Data entries:
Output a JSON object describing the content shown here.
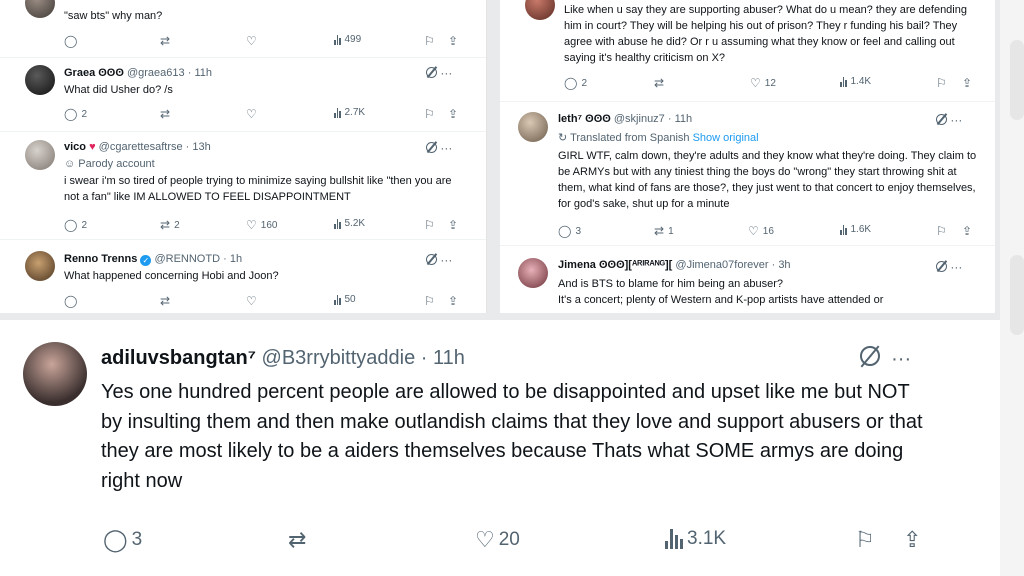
{
  "left": {
    "top_partial": {
      "body": "\"saw bts\" why man?",
      "views": "499"
    },
    "tweets": [
      {
        "name": "Graea ʘʘʘ",
        "handle": "@graea613",
        "time": "11h",
        "body": "What did Usher do? /s",
        "replies": "2",
        "retweets": "",
        "likes": "",
        "views": "2.7K"
      },
      {
        "name": "vico",
        "handle": "@cgarettesaftrse",
        "time": "13h",
        "sub": "Parody account",
        "body": "i swear i'm so tired of people trying to minimize saying bullshit like \"then you are not a fan\" like IM ALLOWED TO FEEL DISAPPOINTMENT",
        "replies": "2",
        "retweets": "2",
        "likes": "160",
        "views": "5.2K"
      },
      {
        "name": "Renno Trenns",
        "handle": "@RENNOTD",
        "time": "1h",
        "body": "What happened concerning Hobi and Joon?",
        "replies": "",
        "retweets": "",
        "likes": "",
        "views": "50"
      }
    ]
  },
  "right": {
    "top_partial": {
      "body": "Like when u say they are supporting abuser? What do u mean? they are defending him in court? They will be helping his out of prison? They r funding his bail? They agree with abuse he did? Or r u assuming what they know or feel and calling out saying it's healthy criticism on X?",
      "replies": "2",
      "retweets": "",
      "likes": "12",
      "views": "1.4K"
    },
    "tweets": [
      {
        "name": "leth⁷ ʘʘʘ",
        "handle": "@skjinuz7",
        "time": "11h",
        "sub": "Translated from Spanish",
        "sub_link": "Show original",
        "body": "GIRL WTF, calm down, they're adults and they know what they're doing. They claim to be ARMYs but with any tiniest thing the boys do \"wrong\" they start throwing shit at them, what kind of fans are those?, they just went to that concert to enjoy themselves, for god's sake, shut up for a minute",
        "replies": "3",
        "retweets": "1",
        "likes": "16",
        "views": "1.6K"
      },
      {
        "name": "Jimena ʘʘʘ][ᴬᴿᴵᴿᴬᴺᴳ][",
        "handle": "@Jimena07forever",
        "time": "3h",
        "body": "And is BTS to blame for him being an abuser?\nIt's a concert; plenty of Western and K-pop artists have attended or"
      }
    ]
  },
  "main": {
    "name": "adiluvsbangtan⁷",
    "handle": "@B3rrybittyaddie",
    "time": "11h",
    "body": "Yes one hundred percent people are allowed to be disappointed and upset like me  but NOT by insulting them and then make outlandish claims that they love and support abusers or that they are most likely to be a aiders themselves because Thats what SOME armys are doing right now",
    "replies": "3",
    "likes": "20",
    "views": "3.1K"
  },
  "icons": {
    "reply": "reply-icon",
    "retweet": "retweet-icon",
    "like": "heart-icon",
    "views": "views-icon",
    "bookmark": "bookmark-icon",
    "share": "share-icon",
    "grok": "grok-icon",
    "more": "more-icon"
  },
  "separator": "·"
}
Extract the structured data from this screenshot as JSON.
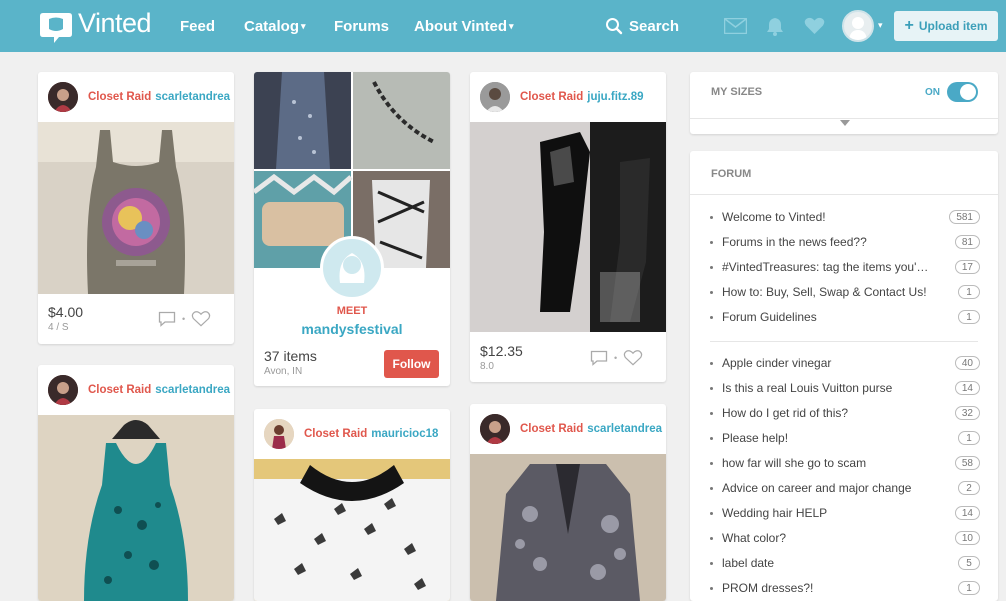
{
  "header": {
    "logo_text": "Vinted",
    "nav": {
      "feed": "Feed",
      "catalog": "Catalog",
      "forums": "Forums",
      "about": "About Vinted"
    },
    "search_label": "Search",
    "upload_label": "Upload item",
    "icons": [
      "mail-icon",
      "bell-icon",
      "heart-icon",
      "avatar"
    ]
  },
  "feed": {
    "c1": {
      "tag": "Closet Raid",
      "user": "scarletandrea",
      "price": "$4.00",
      "size": "4 / S"
    },
    "c2": {
      "tag": "Closet Raid",
      "user": "scarletandrea"
    },
    "c3": {
      "meet": "MEET",
      "user": "mandysfestival",
      "items": "37 items",
      "location": "Avon, IN",
      "follow": "Follow"
    },
    "c4": {
      "tag": "Closet Raid",
      "user": "mauricioc18"
    },
    "c5": {
      "tag": "Closet Raid",
      "user": "juju.fitz.89",
      "price": "$12.35",
      "size": "8.0"
    },
    "c6": {
      "tag": "Closet Raid",
      "user": "scarletandrea"
    }
  },
  "sidebar": {
    "my_sizes": {
      "label": "MY SIZES",
      "state": "ON"
    },
    "forum": {
      "label": "FORUM",
      "pinned": [
        {
          "title": "Welcome to Vinted!",
          "count": "581"
        },
        {
          "title": "Forums in the news feed??",
          "count": "81"
        },
        {
          "title": "#VintedTreasures: tag the items you'…",
          "count": "17"
        },
        {
          "title": "How to: Buy, Sell, Swap & Contact Us!",
          "count": "1"
        },
        {
          "title": "Forum Guidelines",
          "count": "1"
        }
      ],
      "topics": [
        {
          "title": "Apple cinder vinegar",
          "count": "40"
        },
        {
          "title": "Is this a real Louis Vuitton purse",
          "count": "14"
        },
        {
          "title": "How do I get rid of this?",
          "count": "32"
        },
        {
          "title": "Please help!",
          "count": "1"
        },
        {
          "title": "how far will she go to scam",
          "count": "58"
        },
        {
          "title": "Advice on career and major change",
          "count": "2"
        },
        {
          "title": "Wedding hair HELP",
          "count": "14"
        },
        {
          "title": "What color?",
          "count": "10"
        },
        {
          "title": "label date",
          "count": "5"
        },
        {
          "title": "PROM dresses?!",
          "count": "1"
        }
      ]
    }
  },
  "colors": {
    "header_bg": "#5ab4c9",
    "closet_raid": "#e0574c",
    "username": "#3aa7c3",
    "follow_bg": "#e0574c",
    "toggle": "#4aa9c6"
  }
}
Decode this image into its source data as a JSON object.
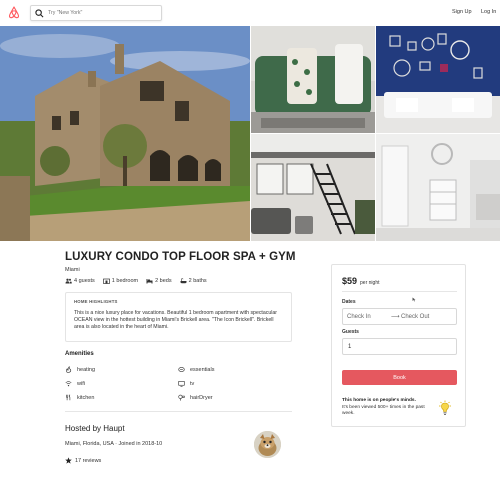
{
  "header": {
    "search_placeholder": "Try \"New York\"",
    "signup_label": "Sign Up",
    "login_label": "Log In"
  },
  "listing": {
    "title": "LUXURY CONDO TOP FLOOR SPA + GYM",
    "city": "Miami",
    "facts": {
      "guests": "4 guests",
      "bedrooms": "1 bedroom",
      "beds": "2 beds",
      "baths": "2 baths"
    },
    "highlights_heading": "HOME HIGHLIGHTS",
    "highlights_text": "This is a nice luxury place for vacations. Beautiful 1 bedroom apartment with spectacular OCEAN view in the hottest building in Miami's Brickell area. \"The Icon Brickell\". Brickell area is also located in the heart of Miami."
  },
  "amenities": {
    "heading": "Amenities",
    "items": [
      {
        "label": "heating",
        "icon": "heating-icon"
      },
      {
        "label": "essentials",
        "icon": "essentials-icon"
      },
      {
        "label": "wifi",
        "icon": "wifi-icon"
      },
      {
        "label": "tv",
        "icon": "tv-icon"
      },
      {
        "label": "kitchen",
        "icon": "kitchen-icon"
      },
      {
        "label": "hairDryer",
        "icon": "hairdryer-icon"
      }
    ]
  },
  "host": {
    "heading": "Hosted by Haupt",
    "meta": "Miami, Florida, USA · Joined in 2018-10",
    "reviews": "17 reviews"
  },
  "booking": {
    "price": "$59",
    "price_unit": "per night",
    "dates_label": "Dates",
    "check_in_placeholder": "Check In",
    "check_out_placeholder": "Check Out",
    "arrow": "⟶",
    "guests_label": "Guests",
    "guests_value": "1",
    "book_label": "Book",
    "tip_bold": "This home is on people's minds.",
    "tip_text": "It's been viewed 500+ times in the past week."
  },
  "colors": {
    "brand": "#ff5a5f",
    "book_button": "#e5585f"
  }
}
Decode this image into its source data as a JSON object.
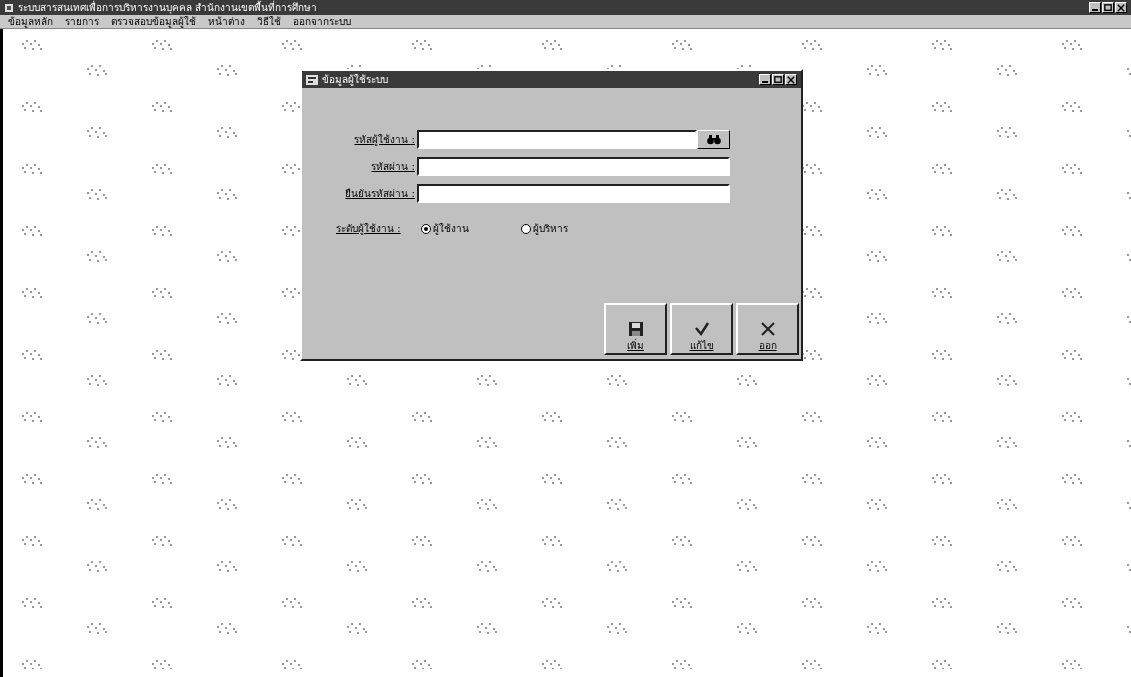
{
  "window": {
    "title": "ระบบสารสนเทศเพื่อการบริหารงานบุคคล สำนักงานเขตพื้นที่การศึกษา"
  },
  "menu": {
    "items": [
      "ข้อมูลหลัก",
      "รายการ",
      "ตรวจสอบข้อมูลผู้ใช้",
      "หน้าต่าง",
      "วิธีใช้",
      "ออกจากระบบ"
    ]
  },
  "dialog": {
    "title": "ข้อมูลผู้ใช้ระบบ",
    "fields": [
      {
        "label": "รหัสผู้ใช้งาน :",
        "kind": "lookup"
      },
      {
        "label": "รหัสผ่าน :",
        "kind": "text"
      },
      {
        "label": "ยืนยันรหัสผ่าน :",
        "kind": "text"
      }
    ],
    "level_label": "ระดับผู้ใช้งาน :",
    "options": [
      {
        "label": "ผู้ใช้งาน",
        "selected": true
      },
      {
        "label": "ผู้บริหาร",
        "selected": false
      }
    ],
    "buttons": [
      {
        "label": "เพิ่ม",
        "kind": "add"
      },
      {
        "label": "แก้ไข",
        "kind": "edit"
      },
      {
        "label": "ออก",
        "kind": "exit"
      }
    ]
  }
}
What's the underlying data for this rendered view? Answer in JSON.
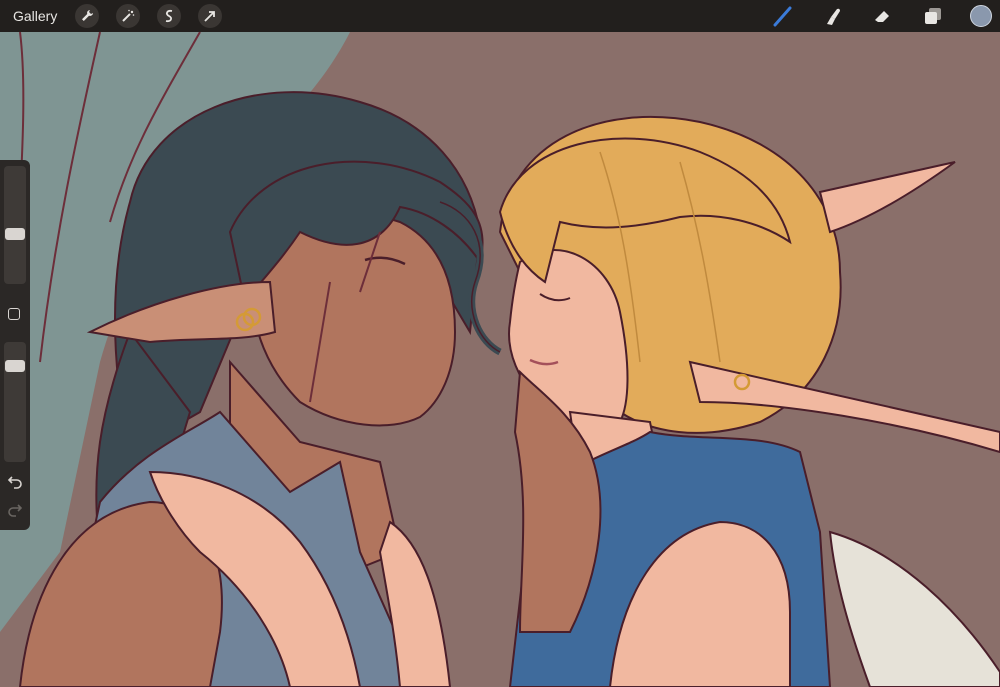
{
  "toolbar": {
    "gallery_label": "Gallery",
    "left_tools": [
      "wrench-icon",
      "magic-wand-icon",
      "selection-icon",
      "transform-arrow-icon"
    ],
    "right_tools": [
      "brush-icon",
      "smudge-icon",
      "eraser-icon",
      "layers-icon"
    ],
    "current_color": "#8a98ad",
    "active_tool_color": "#3b7bd9"
  },
  "sidebar": {
    "brush_size_level": 0.6,
    "opacity_level": 0.8
  },
  "canvas": {
    "background_color": "#8a6f6a"
  }
}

Goal of the exercise: Exactly as written, give again every line from the one containing "What's the underlying" through the last line of the material, both included, with the pictures left out.

Exercise result:
What's the underlying data for this rendered view? Answer in JSON.
{
  "toolbar": {
    "gallery_label": "Gallery",
    "left_tools": [
      "wrench-icon",
      "magic-wand-icon",
      "selection-icon",
      "transform-arrow-icon"
    ],
    "right_tools": [
      "brush-icon",
      "smudge-icon",
      "eraser-icon",
      "layers-icon"
    ],
    "current_color": "#8a98ad",
    "active_tool_color": "#3b7bd9"
  },
  "sidebar": {
    "brush_size_level": 0.6,
    "opacity_level": 0.8
  },
  "canvas": {
    "background_color": "#8a6f6a"
  }
}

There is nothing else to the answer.